_EXERCISE PROMPT_. Count the lines that include the string "plus", and give only that number.

_RECORDS FOR THIS EXERCISE_.
◇ ◇ ◇

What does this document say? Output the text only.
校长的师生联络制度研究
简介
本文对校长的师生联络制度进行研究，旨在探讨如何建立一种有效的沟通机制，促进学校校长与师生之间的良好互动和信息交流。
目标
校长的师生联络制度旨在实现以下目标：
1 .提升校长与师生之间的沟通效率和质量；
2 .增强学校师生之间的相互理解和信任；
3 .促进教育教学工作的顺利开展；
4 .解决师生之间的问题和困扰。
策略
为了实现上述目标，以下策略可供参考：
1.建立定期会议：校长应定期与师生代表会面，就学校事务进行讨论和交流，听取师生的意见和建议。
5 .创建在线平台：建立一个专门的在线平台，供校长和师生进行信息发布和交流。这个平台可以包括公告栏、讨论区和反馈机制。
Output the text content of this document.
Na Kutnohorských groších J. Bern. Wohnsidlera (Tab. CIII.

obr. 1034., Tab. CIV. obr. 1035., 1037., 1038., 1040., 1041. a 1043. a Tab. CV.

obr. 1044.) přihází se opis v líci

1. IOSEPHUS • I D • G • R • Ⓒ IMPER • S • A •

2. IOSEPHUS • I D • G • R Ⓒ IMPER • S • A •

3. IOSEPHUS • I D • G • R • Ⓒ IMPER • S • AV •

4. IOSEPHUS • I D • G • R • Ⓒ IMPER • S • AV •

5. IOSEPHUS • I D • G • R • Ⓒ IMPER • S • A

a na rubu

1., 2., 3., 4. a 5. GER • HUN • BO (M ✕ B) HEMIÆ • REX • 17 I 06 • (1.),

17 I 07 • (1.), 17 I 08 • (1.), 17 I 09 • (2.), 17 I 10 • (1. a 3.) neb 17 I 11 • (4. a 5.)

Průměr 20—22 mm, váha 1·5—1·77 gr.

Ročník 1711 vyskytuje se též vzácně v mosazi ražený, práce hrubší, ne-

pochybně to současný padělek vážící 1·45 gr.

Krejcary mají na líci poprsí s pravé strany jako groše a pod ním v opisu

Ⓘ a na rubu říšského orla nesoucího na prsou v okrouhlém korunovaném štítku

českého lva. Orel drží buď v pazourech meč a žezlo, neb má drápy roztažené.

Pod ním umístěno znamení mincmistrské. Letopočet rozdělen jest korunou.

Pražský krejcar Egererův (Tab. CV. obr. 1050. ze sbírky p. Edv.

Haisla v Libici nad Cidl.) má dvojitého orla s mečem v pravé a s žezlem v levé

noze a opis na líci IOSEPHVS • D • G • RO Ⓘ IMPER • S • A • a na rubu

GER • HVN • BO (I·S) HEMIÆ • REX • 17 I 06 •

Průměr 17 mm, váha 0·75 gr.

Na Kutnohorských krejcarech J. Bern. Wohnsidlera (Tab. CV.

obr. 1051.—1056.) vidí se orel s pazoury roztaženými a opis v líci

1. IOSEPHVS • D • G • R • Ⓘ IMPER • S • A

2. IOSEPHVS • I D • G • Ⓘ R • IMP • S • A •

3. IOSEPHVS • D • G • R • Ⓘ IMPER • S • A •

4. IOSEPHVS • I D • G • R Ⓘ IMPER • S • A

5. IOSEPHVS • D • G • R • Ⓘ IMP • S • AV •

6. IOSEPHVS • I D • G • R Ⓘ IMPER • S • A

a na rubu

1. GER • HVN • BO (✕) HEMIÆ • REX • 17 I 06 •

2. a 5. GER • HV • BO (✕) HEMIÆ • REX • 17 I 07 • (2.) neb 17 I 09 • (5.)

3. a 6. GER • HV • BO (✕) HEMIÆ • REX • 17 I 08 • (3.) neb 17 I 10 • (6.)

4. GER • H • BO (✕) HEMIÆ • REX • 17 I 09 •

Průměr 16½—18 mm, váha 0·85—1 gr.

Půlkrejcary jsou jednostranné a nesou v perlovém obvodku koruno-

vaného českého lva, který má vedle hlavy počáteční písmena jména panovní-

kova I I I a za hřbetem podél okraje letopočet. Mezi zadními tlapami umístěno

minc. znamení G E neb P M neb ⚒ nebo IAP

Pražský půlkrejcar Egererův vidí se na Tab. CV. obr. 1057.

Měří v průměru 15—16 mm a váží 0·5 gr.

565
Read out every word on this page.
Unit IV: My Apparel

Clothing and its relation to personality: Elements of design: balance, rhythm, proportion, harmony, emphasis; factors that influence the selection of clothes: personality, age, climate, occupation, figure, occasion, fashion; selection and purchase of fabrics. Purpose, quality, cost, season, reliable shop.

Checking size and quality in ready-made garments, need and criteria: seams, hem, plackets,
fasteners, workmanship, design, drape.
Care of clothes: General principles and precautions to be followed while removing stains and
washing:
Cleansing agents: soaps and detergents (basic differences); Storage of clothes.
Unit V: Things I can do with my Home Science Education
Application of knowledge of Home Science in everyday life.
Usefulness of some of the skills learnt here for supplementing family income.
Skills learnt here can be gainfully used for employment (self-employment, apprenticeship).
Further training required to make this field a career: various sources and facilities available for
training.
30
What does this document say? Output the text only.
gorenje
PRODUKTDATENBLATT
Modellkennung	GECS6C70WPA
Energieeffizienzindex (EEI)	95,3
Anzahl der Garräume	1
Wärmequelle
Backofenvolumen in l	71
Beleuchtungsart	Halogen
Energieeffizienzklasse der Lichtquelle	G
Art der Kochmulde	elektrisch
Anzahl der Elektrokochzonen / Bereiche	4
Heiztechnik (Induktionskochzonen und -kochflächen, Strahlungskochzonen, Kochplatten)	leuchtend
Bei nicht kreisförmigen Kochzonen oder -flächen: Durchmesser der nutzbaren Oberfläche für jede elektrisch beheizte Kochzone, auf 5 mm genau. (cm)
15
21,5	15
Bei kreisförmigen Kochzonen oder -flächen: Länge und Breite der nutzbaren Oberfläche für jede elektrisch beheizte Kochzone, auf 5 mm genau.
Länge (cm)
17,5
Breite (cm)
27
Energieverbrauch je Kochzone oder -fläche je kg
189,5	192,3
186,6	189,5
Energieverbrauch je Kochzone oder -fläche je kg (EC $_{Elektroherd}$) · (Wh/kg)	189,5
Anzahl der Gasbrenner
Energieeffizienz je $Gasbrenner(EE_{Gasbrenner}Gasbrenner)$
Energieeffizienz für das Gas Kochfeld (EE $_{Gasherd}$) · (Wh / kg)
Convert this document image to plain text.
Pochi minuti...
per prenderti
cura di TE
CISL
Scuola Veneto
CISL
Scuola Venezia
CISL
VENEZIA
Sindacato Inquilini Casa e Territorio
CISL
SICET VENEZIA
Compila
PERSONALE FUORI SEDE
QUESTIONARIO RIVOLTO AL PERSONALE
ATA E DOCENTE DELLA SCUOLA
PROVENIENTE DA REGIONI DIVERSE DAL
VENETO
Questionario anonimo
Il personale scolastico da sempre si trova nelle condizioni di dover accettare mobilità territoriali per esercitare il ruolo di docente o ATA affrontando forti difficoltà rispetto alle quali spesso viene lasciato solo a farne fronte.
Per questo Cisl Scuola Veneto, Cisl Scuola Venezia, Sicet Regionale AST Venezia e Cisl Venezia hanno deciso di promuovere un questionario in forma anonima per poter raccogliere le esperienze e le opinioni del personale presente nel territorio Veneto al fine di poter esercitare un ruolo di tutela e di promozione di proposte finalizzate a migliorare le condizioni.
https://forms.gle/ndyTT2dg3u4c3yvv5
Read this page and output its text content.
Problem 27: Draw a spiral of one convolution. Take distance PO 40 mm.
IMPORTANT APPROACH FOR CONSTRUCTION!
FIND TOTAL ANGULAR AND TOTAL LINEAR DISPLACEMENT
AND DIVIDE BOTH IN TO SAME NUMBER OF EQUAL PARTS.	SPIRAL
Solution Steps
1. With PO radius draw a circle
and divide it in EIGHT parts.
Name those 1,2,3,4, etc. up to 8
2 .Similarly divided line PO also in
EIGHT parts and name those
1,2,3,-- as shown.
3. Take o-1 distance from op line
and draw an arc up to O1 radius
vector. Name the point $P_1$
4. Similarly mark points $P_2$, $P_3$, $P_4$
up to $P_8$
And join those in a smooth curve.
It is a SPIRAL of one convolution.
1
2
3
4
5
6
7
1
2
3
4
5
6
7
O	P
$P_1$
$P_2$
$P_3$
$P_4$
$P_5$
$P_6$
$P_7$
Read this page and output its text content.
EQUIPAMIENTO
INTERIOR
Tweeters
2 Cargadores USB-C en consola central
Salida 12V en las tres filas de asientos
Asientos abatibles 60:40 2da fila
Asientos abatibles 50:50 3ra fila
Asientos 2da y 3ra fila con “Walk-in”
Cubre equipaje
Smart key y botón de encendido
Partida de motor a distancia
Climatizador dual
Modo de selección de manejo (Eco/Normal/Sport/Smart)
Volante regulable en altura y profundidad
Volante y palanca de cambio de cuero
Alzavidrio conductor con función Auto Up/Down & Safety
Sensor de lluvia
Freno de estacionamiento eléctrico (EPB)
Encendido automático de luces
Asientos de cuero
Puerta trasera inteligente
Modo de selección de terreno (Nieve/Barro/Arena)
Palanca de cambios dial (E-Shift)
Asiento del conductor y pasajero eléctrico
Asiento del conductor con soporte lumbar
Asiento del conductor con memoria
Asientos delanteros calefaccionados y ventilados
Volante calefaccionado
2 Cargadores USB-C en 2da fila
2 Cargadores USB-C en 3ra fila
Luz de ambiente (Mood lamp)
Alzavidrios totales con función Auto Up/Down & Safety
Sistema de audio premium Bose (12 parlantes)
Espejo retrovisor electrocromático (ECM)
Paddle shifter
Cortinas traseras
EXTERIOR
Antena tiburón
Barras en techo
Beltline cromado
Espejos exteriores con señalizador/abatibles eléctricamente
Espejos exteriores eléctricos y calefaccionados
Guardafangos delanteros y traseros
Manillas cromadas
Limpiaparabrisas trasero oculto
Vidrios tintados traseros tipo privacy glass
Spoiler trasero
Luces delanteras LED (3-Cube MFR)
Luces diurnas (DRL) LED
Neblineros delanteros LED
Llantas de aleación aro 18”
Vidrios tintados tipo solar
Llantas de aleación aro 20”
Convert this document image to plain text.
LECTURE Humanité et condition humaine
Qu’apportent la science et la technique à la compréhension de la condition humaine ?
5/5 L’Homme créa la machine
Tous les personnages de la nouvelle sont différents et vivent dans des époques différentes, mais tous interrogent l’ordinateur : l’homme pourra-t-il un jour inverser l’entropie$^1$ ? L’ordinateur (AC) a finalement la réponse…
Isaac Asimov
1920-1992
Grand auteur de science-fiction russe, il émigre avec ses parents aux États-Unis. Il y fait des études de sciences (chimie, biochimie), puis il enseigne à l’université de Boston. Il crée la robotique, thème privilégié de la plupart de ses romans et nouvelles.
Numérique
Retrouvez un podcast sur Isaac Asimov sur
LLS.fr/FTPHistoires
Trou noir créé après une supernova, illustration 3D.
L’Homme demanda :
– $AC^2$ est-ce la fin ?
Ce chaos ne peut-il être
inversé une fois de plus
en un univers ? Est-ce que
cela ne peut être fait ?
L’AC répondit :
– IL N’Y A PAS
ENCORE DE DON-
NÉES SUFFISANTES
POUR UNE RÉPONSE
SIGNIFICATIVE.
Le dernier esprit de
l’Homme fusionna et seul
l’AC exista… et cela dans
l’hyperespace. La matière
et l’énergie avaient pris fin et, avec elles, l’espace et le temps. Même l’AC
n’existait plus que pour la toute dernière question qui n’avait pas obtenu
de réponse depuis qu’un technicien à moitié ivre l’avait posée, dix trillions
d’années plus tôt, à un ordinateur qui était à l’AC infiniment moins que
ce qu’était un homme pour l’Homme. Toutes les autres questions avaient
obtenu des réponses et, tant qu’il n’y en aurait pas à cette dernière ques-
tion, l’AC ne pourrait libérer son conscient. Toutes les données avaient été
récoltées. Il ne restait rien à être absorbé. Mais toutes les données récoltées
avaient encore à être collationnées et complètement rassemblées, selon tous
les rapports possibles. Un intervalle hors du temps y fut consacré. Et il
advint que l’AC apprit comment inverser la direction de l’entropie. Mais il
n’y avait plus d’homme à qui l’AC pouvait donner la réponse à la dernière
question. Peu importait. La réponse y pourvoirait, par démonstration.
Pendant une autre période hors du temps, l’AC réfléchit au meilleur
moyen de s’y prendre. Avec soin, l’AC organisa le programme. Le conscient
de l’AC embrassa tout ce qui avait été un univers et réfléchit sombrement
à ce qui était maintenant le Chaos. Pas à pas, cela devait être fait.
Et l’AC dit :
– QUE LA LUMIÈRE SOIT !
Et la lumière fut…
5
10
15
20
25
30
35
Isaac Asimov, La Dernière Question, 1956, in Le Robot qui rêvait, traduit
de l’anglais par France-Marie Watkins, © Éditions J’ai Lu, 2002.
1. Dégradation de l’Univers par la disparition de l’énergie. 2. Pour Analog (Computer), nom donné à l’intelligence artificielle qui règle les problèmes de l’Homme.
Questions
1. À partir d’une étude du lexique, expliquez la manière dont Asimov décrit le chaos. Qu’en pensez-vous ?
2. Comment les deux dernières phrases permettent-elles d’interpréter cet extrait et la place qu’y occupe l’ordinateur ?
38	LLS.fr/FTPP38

◇ ◇ ◇

_FINAL RESULT_. 4